* Begin Task inputs *

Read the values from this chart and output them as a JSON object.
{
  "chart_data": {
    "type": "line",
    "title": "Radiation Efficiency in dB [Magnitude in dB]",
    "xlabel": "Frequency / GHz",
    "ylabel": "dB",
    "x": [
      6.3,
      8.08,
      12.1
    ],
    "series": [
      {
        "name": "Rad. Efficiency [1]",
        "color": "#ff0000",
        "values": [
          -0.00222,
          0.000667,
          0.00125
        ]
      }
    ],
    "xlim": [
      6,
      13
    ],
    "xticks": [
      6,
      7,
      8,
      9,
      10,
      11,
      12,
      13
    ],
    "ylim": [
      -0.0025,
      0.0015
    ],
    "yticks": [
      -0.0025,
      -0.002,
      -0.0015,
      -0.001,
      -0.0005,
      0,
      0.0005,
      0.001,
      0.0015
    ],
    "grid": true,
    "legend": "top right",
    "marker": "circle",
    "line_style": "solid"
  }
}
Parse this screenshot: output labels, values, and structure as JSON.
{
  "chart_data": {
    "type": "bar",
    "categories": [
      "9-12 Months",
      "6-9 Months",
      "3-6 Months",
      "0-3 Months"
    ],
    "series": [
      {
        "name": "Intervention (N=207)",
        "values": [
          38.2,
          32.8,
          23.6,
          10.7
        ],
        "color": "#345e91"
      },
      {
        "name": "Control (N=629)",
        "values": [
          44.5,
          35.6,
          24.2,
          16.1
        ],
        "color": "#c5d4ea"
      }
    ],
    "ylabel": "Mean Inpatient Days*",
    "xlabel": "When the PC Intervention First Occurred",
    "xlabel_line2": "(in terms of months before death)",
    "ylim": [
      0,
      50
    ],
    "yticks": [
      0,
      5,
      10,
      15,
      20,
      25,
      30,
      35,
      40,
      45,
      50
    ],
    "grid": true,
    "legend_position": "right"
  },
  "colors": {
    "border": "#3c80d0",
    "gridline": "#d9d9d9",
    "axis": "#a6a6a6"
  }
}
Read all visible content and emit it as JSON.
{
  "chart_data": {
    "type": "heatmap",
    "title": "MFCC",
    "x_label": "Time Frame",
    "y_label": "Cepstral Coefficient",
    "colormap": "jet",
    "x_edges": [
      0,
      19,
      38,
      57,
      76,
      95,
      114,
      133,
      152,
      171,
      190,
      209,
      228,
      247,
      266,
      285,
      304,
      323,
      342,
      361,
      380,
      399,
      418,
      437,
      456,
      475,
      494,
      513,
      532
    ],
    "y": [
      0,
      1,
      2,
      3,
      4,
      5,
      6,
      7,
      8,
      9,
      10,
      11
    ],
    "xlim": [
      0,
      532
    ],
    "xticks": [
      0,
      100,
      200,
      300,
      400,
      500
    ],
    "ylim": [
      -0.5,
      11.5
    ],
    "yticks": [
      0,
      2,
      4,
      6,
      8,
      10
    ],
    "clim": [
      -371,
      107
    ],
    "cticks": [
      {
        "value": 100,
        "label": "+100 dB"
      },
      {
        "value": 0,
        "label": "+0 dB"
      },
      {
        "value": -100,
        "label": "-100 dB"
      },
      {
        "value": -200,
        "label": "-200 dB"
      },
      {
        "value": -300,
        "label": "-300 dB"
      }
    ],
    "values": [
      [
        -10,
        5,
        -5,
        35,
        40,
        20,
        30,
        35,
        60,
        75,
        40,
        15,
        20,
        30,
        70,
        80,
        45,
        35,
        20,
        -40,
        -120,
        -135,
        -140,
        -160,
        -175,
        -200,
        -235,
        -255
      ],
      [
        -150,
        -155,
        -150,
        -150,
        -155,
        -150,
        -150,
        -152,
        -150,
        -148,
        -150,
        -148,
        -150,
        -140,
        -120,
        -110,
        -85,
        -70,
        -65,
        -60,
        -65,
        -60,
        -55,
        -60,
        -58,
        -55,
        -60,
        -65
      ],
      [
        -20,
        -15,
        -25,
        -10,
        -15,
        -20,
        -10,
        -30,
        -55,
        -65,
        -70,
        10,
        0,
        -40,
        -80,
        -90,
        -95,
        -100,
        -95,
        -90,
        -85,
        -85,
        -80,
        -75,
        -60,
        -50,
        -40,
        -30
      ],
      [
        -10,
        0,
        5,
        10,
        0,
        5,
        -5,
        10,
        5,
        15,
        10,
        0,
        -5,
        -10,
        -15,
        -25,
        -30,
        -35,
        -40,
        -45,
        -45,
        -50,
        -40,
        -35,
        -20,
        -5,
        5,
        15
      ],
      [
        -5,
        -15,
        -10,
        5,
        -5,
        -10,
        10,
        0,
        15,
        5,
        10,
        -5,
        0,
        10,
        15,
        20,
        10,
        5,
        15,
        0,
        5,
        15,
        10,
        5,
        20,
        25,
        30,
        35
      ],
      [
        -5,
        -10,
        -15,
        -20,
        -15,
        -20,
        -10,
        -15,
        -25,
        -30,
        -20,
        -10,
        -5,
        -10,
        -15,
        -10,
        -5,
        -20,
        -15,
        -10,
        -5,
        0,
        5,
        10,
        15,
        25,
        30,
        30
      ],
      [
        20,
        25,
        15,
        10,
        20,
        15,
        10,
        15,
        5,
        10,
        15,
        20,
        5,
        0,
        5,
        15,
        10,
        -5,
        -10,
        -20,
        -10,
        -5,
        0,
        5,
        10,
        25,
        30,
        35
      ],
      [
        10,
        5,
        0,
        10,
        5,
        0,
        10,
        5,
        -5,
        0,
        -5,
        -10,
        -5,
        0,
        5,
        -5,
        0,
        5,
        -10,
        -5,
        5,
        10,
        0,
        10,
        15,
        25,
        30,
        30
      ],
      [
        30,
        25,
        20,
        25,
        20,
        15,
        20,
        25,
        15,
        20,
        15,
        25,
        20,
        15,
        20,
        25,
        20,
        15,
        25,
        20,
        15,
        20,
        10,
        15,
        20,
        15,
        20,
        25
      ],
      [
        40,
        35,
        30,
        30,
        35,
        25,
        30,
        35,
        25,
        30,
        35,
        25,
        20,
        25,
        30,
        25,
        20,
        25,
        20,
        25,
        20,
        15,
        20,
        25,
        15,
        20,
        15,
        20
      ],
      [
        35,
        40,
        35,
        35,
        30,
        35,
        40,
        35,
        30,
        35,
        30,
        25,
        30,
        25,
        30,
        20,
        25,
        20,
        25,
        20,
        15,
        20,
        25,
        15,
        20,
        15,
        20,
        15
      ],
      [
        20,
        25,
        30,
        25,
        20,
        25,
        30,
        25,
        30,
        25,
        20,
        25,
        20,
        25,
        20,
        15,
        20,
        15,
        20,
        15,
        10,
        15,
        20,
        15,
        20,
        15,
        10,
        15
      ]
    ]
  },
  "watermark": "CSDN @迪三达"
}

* End Task inputs *

Given instruction =>
Collect each line above holding the string "ylabel".

Exercise response =>
    "ylabel": "dB",
    "ylabel": "Mean Inpatient Days*",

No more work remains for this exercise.